With the pictures omitted, write out the entries that follow exactly as they stand.

▸ Provided records
........

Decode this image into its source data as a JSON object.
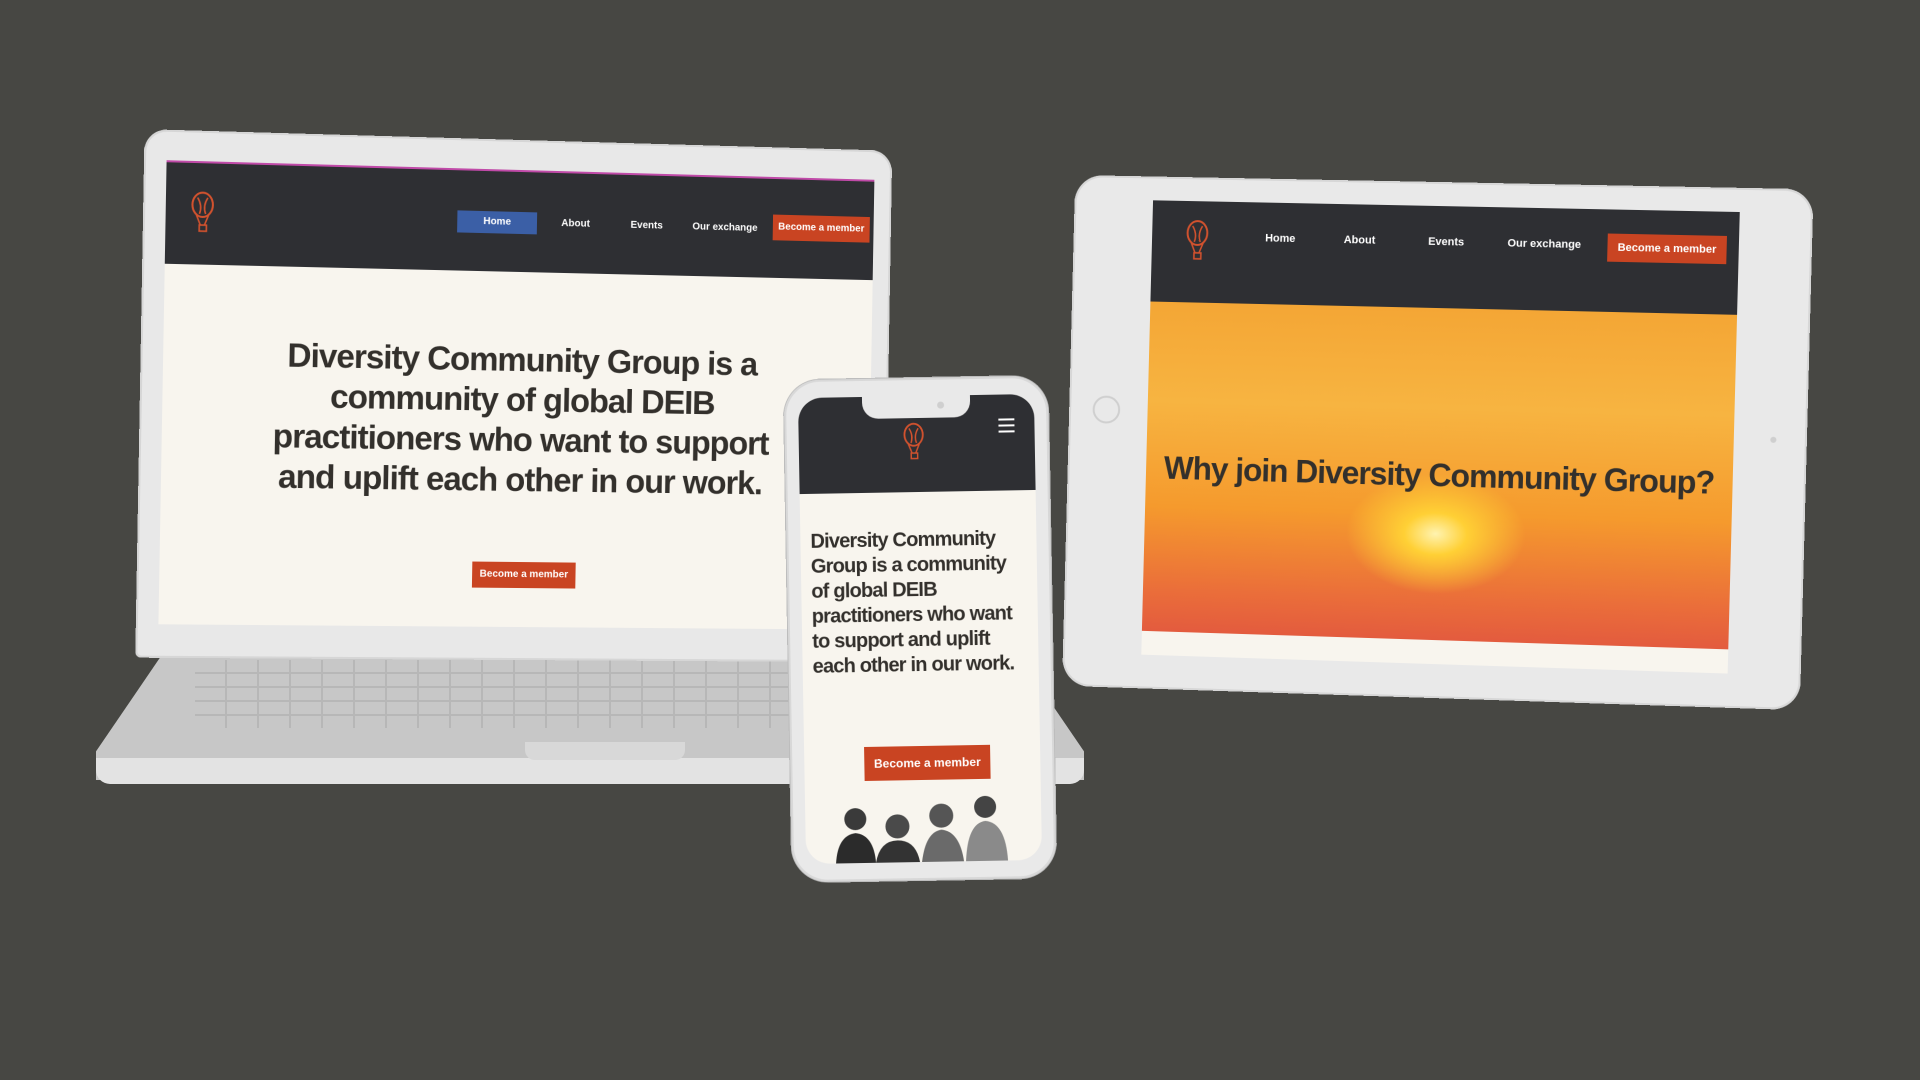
{
  "colors": {
    "background": "#474743",
    "nav": "#2e2f33",
    "accent": "#c94422",
    "active_nav": "#3b5fa6",
    "hero_bg": "#f8f5ee",
    "text": "#33302c"
  },
  "site": {
    "nav": {
      "home": "Home",
      "about": "About",
      "events": "Events",
      "exchange": "Our exchange",
      "cta": "Become a member"
    },
    "logo_icon": "hot-air-balloon-icon",
    "menu_icon": "hamburger-menu-icon"
  },
  "laptop": {
    "hero_title": "Diversity Community Group is a community of global DEIB practitioners who want to support and uplift each other in our work.",
    "hero_cta": "Become a member"
  },
  "tablet": {
    "hero_title": "Why join Diversity Community Group?"
  },
  "phone": {
    "hero_title": "Diversity Community Group is  a community of global DEIB practitioners who want to support and uplift each other in our work.",
    "hero_cta": "Become a member",
    "image_icon": "people-photo"
  }
}
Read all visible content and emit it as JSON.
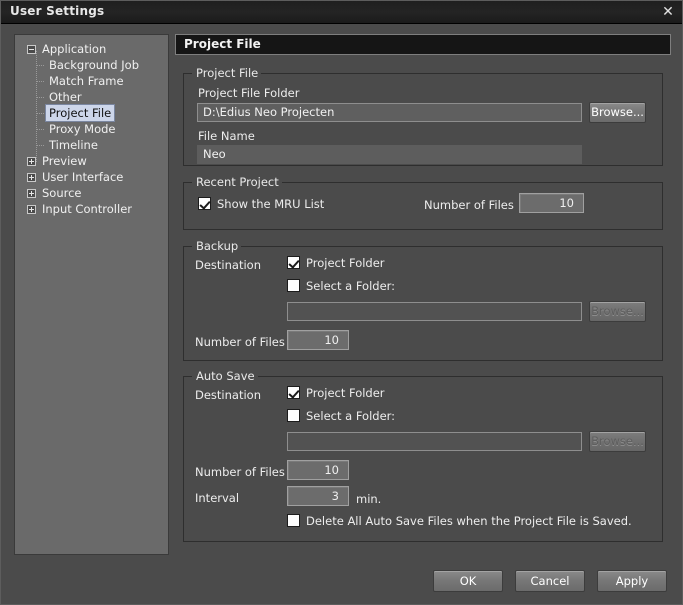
{
  "window": {
    "title": "User Settings",
    "close_icon": "close-icon"
  },
  "tree": {
    "items": [
      {
        "label": "Application",
        "level": 0,
        "toggle": "minus",
        "selected": false
      },
      {
        "label": "Background Job",
        "level": 1,
        "toggle": "none",
        "selected": false
      },
      {
        "label": "Match Frame",
        "level": 1,
        "toggle": "none",
        "selected": false
      },
      {
        "label": "Other",
        "level": 1,
        "toggle": "none",
        "selected": false
      },
      {
        "label": "Project File",
        "level": 1,
        "toggle": "none",
        "selected": true
      },
      {
        "label": "Proxy Mode",
        "level": 1,
        "toggle": "none",
        "selected": false
      },
      {
        "label": "Timeline",
        "level": 1,
        "toggle": "none",
        "selected": false
      },
      {
        "label": "Preview",
        "level": 0,
        "toggle": "plus",
        "selected": false
      },
      {
        "label": "User Interface",
        "level": 0,
        "toggle": "plus",
        "selected": false
      },
      {
        "label": "Source",
        "level": 0,
        "toggle": "plus",
        "selected": false
      },
      {
        "label": "Input Controller",
        "level": 0,
        "toggle": "plus",
        "selected": false
      }
    ]
  },
  "pane": {
    "header": "Project File"
  },
  "project_file": {
    "group_title": "Project File",
    "folder_label": "Project File Folder",
    "folder_value": "D:\\Edius Neo Projecten",
    "folder_browse_label": "Browse...",
    "filename_label": "File Name",
    "filename_value": "Neo"
  },
  "recent_project": {
    "group_title": "Recent Project",
    "mru_label": "Show the MRU List",
    "mru_checked": true,
    "number_of_files_label": "Number of Files",
    "number_of_files_value": "10"
  },
  "backup": {
    "group_title": "Backup",
    "destination_label": "Destination",
    "project_folder_label": "Project Folder",
    "project_folder_checked": true,
    "select_folder_label": "Select a Folder:",
    "select_folder_checked": false,
    "folder_value": "",
    "browse_label": "Browse...",
    "number_of_files_label": "Number of Files",
    "number_of_files_value": "10"
  },
  "auto_save": {
    "group_title": "Auto Save",
    "destination_label": "Destination",
    "project_folder_label": "Project Folder",
    "project_folder_checked": true,
    "select_folder_label": "Select a Folder:",
    "select_folder_checked": false,
    "folder_value": "",
    "browse_label": "Browse...",
    "number_of_files_label": "Number of Files",
    "number_of_files_value": "10",
    "interval_label": "Interval",
    "interval_value": "3",
    "interval_unit": "min.",
    "delete_label": "Delete All Auto Save Files when the Project File is Saved.",
    "delete_checked": false
  },
  "footer": {
    "ok_label": "OK",
    "cancel_label": "Cancel",
    "apply_label": "Apply"
  },
  "colors": {
    "dialog_bg": "#4b4b4b",
    "tree_bg": "#6a6a6a",
    "selection": "#cdd6ea",
    "header_bg": "#151515"
  }
}
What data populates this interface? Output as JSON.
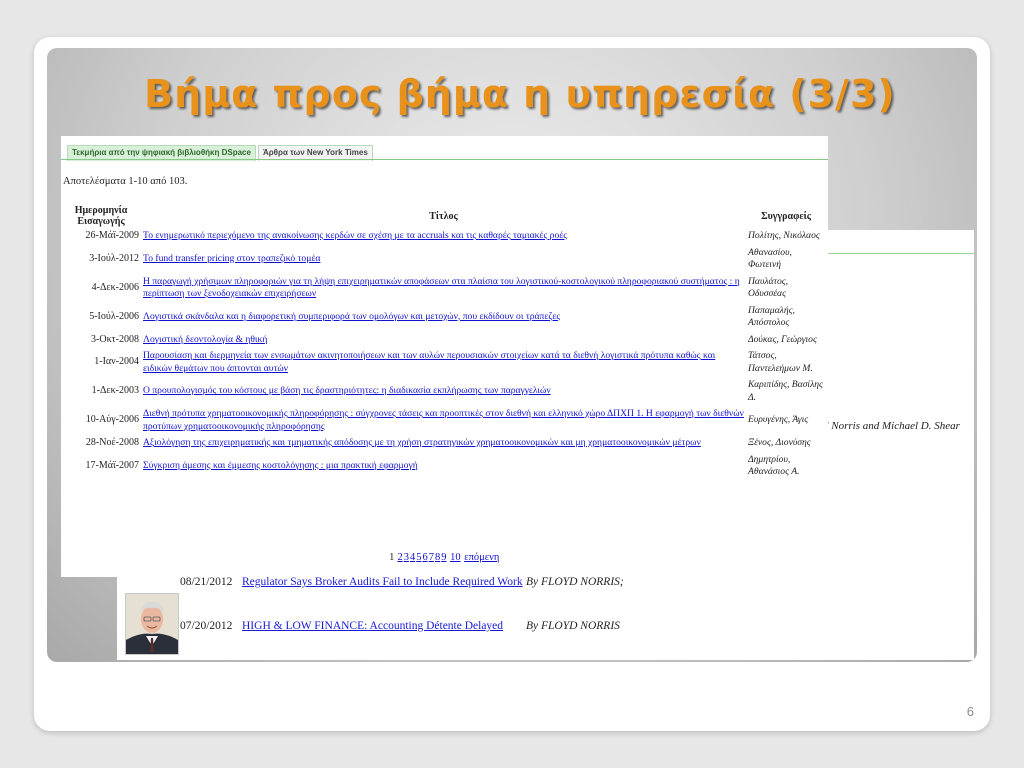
{
  "slide": {
    "title": "Βήμα προς βήμα η υπηρεσία (3/3)",
    "page_number": "6"
  },
  "dspace": {
    "tabs": [
      "Τεκμήρια από την ψηφιακή βιβλιοθήκη DSpace",
      "Άρθρα των New York Times"
    ],
    "results_count": "Αποτελέσματα 1-10 από 103.",
    "headers": {
      "date": "Ημερομηνία Εισαγωγής",
      "title": "Τίτλος",
      "authors": "Συγγραφείς"
    },
    "rows": [
      {
        "date": "26-Μάϊ-2009",
        "title": "Το ενημερωτικό περιεχόμενο της ανακοίνωσης κερδών σε σχέση με τα accruals και τις καθαρές ταμιακές ροές",
        "authors": "Πολίτης, Νικόλαος"
      },
      {
        "date": "3-Ιούλ-2012",
        "title": "Το fund transfer pricing στον τραπεζικό τομέα",
        "authors": "Αθανασίου, Φωτεινή"
      },
      {
        "date": "4-Δεκ-2006",
        "title": "Η παραγωγή χρήσιμων πληροφοριών για τη λήψη επιχειρηματικών αποφάσεων στα πλαίσια του λογιστικού-κοστολογικού πληροφοριακού συστήματος : η περίπτωση των ξενοδοχειακών επιχειρήσεων",
        "authors": "Παυλάτος, Οδυσσέας"
      },
      {
        "date": "5-Ιούλ-2006",
        "title": "Λογιστικά σκάνδαλα και η διαφορετική συμπεριφορά των ομολόγων και μετοχών, που εκδίδουν οι τράπεζες",
        "authors": "Παπαμαλής, Απόστολος"
      },
      {
        "date": "3-Οκτ-2008",
        "title": "Λογιστική δεοντολογία & ηθική",
        "authors": "Δούκας, Γεώργιος"
      },
      {
        "date": "1-Ιαν-2004",
        "title": "Παρουσίαση και διερμηνεία των ενσωμάτων ακινητοποιήσεων και των αυλών περουσιακών στοιχείων κατά τα διεθνή λογιστικά πρότυπα καθώς και ειδικών θεμάτων που άπτονται αυτών",
        "authors": "Τάτσος, Παντελεήμων Μ."
      },
      {
        "date": "1-Δεκ-2003",
        "title": "Ο προυπολογισμός του κόστους με βάση τις δραστηριότητες: η διαδικασία εκπλήρωσης των παραγγελιών",
        "authors": "Καριπίδης, Βασίλης Δ."
      },
      {
        "date": "10-Αύγ-2006",
        "title": "Διεθνή πρότυπα χρηματοοικονομικής πληροφόρησης : σύγχρονες τάσεις και προοπτικές στον διεθνή και ελληνικό χώρο ΔΠΧΠ 1. Η εφαρμογή των διεθνών προτύπων χρηματοοικονομικής πληροφόρησης",
        "authors": "Ευρυγένης, Άγις"
      },
      {
        "date": "28-Νοέ-2008",
        "title": "Αξιολόγηση της επιχειρηματικής και τμηματικής απόδοσης με τη χρήση στρατηγικών χρηματοοικονομικών και μη χρηματοοικονομικών μέτρων",
        "authors": "Ξένος, Διονύσης"
      },
      {
        "date": "17-Μάϊ-2007",
        "title": "Σύγκριση άμεσης και έμμεσης κοστολόγησης : μια πρακτική εφαρμογή",
        "authors": "Δημητρίου, Αθανάσιος Α."
      }
    ],
    "pagination": {
      "current": "1",
      "pages": [
        "2",
        "3",
        "4",
        "5",
        "6",
        "7",
        "8",
        "9",
        "10"
      ],
      "next": "επόμενη"
    }
  },
  "nyt": {
    "snippet": "d Norris and Michael D. Shear",
    "rows": [
      {
        "date": "08/21/2012",
        "title": "Regulator Says Broker Audits Fail to Include Required Work",
        "author": "By FLOYD NORRIS;"
      },
      {
        "date": "07/20/2012",
        "title": "HIGH & LOW FINANCE: Accounting Détente Delayed",
        "author": "By FLOYD NORRIS"
      }
    ]
  }
}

........

▸ Complete output
Decode this image into its source data as a JSON object.
{
  "colors": {
    "background": "#474743",
    "nav": "#2e2f33",
    "accent": "#c94422",
    "active_nav": "#3b5fa6",
    "hero_bg": "#f8f5ee",
    "text": "#33302c"
  },
  "site": {
    "nav": {
      "home": "Home",
      "about": "About",
      "events": "Events",
      "exchange": "Our exchange",
      "cta": "Become a member"
    },
    "logo_icon": "hot-air-balloon-icon",
    "menu_icon": "hamburger-menu-icon"
  },
  "laptop": {
    "hero_title": "Diversity Community Group is a community of global DEIB practitioners who want to support and uplift each other in our work.",
    "hero_cta": "Become a member"
  },
  "tablet": {
    "hero_title": "Why join Diversity Community Group?"
  },
  "phone": {
    "hero_title": "Diversity Community Group is  a community of global DEIB practitioners who want to support and uplift each other in our work.",
    "hero_cta": "Become a member",
    "image_icon": "people-photo"
  }
}
Read all visible content and emit it as JSON.
{
  "window": {
    "title": "User Settings",
    "close_icon": "close-icon"
  },
  "tree": {
    "items": [
      {
        "label": "Application",
        "level": 0,
        "toggle": "minus",
        "selected": false
      },
      {
        "label": "Background Job",
        "level": 1,
        "toggle": "none",
        "selected": false
      },
      {
        "label": "Match Frame",
        "level": 1,
        "toggle": "none",
        "selected": false
      },
      {
        "label": "Other",
        "level": 1,
        "toggle": "none",
        "selected": false
      },
      {
        "label": "Project File",
        "level": 1,
        "toggle": "none",
        "selected": true
      },
      {
        "label": "Proxy Mode",
        "level": 1,
        "toggle": "none",
        "selected": false
      },
      {
        "label": "Timeline",
        "level": 1,
        "toggle": "none",
        "selected": false
      },
      {
        "label": "Preview",
        "level": 0,
        "toggle": "plus",
        "selected": false
      },
      {
        "label": "User Interface",
        "level": 0,
        "toggle": "plus",
        "selected": false
      },
      {
        "label": "Source",
        "level": 0,
        "toggle": "plus",
        "selected": false
      },
      {
        "label": "Input Controller",
        "level": 0,
        "toggle": "plus",
        "selected": false
      }
    ]
  },
  "pane": {
    "header": "Project File"
  },
  "project_file": {
    "group_title": "Project File",
    "folder_label": "Project File Folder",
    "folder_value": "D:\\Edius Neo Projecten",
    "folder_browse_label": "Browse...",
    "filename_label": "File Name",
    "filename_value": "Neo"
  },
  "recent_project": {
    "group_title": "Recent Project",
    "mru_label": "Show the MRU List",
    "mru_checked": true,
    "number_of_files_label": "Number of Files",
    "number_of_files_value": "10"
  },
  "backup": {
    "group_title": "Backup",
    "destination_label": "Destination",
    "project_folder_label": "Project Folder",
    "project_folder_checked": true,
    "select_folder_label": "Select a Folder:",
    "select_folder_checked": false,
    "folder_value": "",
    "browse_label": "Browse...",
    "number_of_files_label": "Number of Files",
    "number_of_files_value": "10"
  },
  "auto_save": {
    "group_title": "Auto Save",
    "destination_label": "Destination",
    "project_folder_label": "Project Folder",
    "project_folder_checked": true,
    "select_folder_label": "Select a Folder:",
    "select_folder_checked": false,
    "folder_value": "",
    "browse_label": "Browse...",
    "number_of_files_label": "Number of Files",
    "number_of_files_value": "10",
    "interval_label": "Interval",
    "interval_value": "3",
    "interval_unit": "min.",
    "delete_label": "Delete All Auto Save Files when the Project File is Saved.",
    "delete_checked": false
  },
  "footer": {
    "ok_label": "OK",
    "cancel_label": "Cancel",
    "apply_label": "Apply"
  },
  "colors": {
    "dialog_bg": "#4b4b4b",
    "tree_bg": "#6a6a6a",
    "selection": "#cdd6ea",
    "header_bg": "#151515"
  }
}
What data populates this interface? Output as JSON.
{
  "slide": {
    "title": "Βήμα προς βήμα η υπηρεσία (3/3)",
    "page_number": "6"
  },
  "dspace": {
    "tabs": [
      "Τεκμήρια από την ψηφιακή βιβλιοθήκη DSpace",
      "Άρθρα των New York Times"
    ],
    "results_count": "Αποτελέσματα 1-10 από 103.",
    "headers": {
      "date": "Ημερομηνία Εισαγωγής",
      "title": "Τίτλος",
      "authors": "Συγγραφείς"
    },
    "rows": [
      {
        "date": "26-Μάϊ-2009",
        "title": "Το ενημερωτικό περιεχόμενο της ανακοίνωσης κερδών σε σχέση με τα accruals και τις καθαρές ταμιακές ροές",
        "authors": "Πολίτης, Νικόλαος"
      },
      {
        "date": "3-Ιούλ-2012",
        "title": "Το fund transfer pricing στον τραπεζικό τομέα",
        "authors": "Αθανασίου, Φωτεινή"
      },
      {
        "date": "4-Δεκ-2006",
        "title": "Η παραγωγή χρήσιμων πληροφοριών για τη λήψη επιχειρηματικών αποφάσεων στα πλαίσια του λογιστικού-κοστολογικού πληροφοριακού συστήματος : η περίπτωση των ξενοδοχειακών επιχειρήσεων",
        "authors": "Παυλάτος, Οδυσσέας"
      },
      {
        "date": "5-Ιούλ-2006",
        "title": "Λογιστικά σκάνδαλα και η διαφορετική συμπεριφορά των ομολόγων και μετοχών, που εκδίδουν οι τράπεζες",
        "authors": "Παπαμαλής, Απόστολος"
      },
      {
        "date": "3-Οκτ-2008",
        "title": "Λογιστική δεοντολογία & ηθική",
        "authors": "Δούκας, Γεώργιος"
      },
      {
        "date": "1-Ιαν-2004",
        "title": "Παρουσίαση και διερμηνεία των ενσωμάτων ακινητοποιήσεων και των αυλών περουσιακών στοιχείων κατά τα διεθνή λογιστικά πρότυπα καθώς και ειδικών θεμάτων που άπτονται αυτών",
        "authors": "Τάτσος, Παντελεήμων Μ."
      },
      {
        "date": "1-Δεκ-2003",
        "title": "Ο προυπολογισμός του κόστους με βάση τις δραστηριότητες: η διαδικασία εκπλήρωσης των παραγγελιών",
        "authors": "Καριπίδης, Βασίλης Δ."
      },
      {
        "date": "10-Αύγ-2006",
        "title": "Διεθνή πρότυπα χρηματοοικονομικής πληροφόρησης : σύγχρονες τάσεις και προοπτικές στον διεθνή και ελληνικό χώρο ΔΠΧΠ 1. Η εφαρμογή των διεθνών προτύπων χρηματοοικονομικής πληροφόρησης",
        "authors": "Ευρυγένης, Άγις"
      },
      {
        "date": "28-Νοέ-2008",
        "title": "Αξιολόγηση της επιχειρηματικής και τμηματικής απόδοσης με τη χρήση στρατηγικών χρηματοοικονομικών και μη χρηματοοικονομικών μέτρων",
        "authors": "Ξένος, Διονύσης"
      },
      {
        "date": "17-Μάϊ-2007",
        "title": "Σύγκριση άμεσης και έμμεσης κοστολόγησης : μια πρακτική εφαρμογή",
        "authors": "Δημητρίου, Αθανάσιος Α."
      }
    ],
    "pagination": {
      "current": "1",
      "pages": [
        "2",
        "3",
        "4",
        "5",
        "6",
        "7",
        "8",
        "9",
        "10"
      ],
      "next": "επόμενη"
    }
  },
  "nyt": {
    "snippet": "d Norris and Michael D. Shear",
    "rows": [
      {
        "date": "08/21/2012",
        "title": "Regulator Says Broker Audits Fail to Include Required Work",
        "author": "By FLOYD NORRIS;"
      },
      {
        "date": "07/20/2012",
        "title": "HIGH & LOW FINANCE: Accounting Détente Delayed",
        "author": "By FLOYD NORRIS"
      }
    ]
  }
}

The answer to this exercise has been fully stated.